====== Records for the exercise ======
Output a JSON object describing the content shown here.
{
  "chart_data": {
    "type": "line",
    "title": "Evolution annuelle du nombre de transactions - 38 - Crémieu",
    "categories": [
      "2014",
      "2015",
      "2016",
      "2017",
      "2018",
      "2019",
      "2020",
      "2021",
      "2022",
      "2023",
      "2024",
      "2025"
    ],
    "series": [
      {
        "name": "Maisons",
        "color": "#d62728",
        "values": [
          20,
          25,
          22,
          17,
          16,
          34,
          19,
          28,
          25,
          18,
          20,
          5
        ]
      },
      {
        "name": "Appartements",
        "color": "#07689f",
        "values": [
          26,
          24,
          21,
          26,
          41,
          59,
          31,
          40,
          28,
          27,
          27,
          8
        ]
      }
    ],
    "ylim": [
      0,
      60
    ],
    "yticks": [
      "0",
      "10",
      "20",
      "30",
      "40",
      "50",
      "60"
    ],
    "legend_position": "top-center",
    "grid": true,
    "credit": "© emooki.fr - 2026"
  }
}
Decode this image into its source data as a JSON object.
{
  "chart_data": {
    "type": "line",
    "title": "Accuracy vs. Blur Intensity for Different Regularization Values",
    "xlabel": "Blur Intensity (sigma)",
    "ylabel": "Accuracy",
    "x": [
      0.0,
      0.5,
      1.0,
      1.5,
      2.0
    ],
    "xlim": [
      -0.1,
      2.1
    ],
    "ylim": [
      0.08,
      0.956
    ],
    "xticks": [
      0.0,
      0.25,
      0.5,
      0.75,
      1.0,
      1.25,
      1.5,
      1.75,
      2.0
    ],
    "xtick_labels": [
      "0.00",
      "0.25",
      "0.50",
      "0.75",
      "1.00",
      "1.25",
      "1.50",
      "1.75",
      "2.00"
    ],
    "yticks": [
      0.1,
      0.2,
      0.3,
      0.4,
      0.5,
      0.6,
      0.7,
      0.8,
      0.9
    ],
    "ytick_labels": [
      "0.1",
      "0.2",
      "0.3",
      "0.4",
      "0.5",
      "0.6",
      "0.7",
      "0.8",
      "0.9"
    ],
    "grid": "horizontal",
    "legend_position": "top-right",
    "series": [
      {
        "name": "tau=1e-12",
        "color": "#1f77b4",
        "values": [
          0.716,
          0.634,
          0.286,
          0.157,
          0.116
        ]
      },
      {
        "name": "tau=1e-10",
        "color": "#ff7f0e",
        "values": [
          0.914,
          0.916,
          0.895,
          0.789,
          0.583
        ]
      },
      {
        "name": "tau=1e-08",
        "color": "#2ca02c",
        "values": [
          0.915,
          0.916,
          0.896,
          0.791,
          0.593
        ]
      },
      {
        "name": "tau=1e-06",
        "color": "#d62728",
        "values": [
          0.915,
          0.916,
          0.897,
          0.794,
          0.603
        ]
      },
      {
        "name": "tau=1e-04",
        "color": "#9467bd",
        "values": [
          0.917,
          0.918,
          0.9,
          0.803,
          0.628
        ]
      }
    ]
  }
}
======
From the entries above, list each line with "Blur" in it.

**Completed exercise:**
    "title": "Accuracy vs. Blur Intensity for Different Regularization Values",
    "xlabel": "Blur Intensity (sigma)",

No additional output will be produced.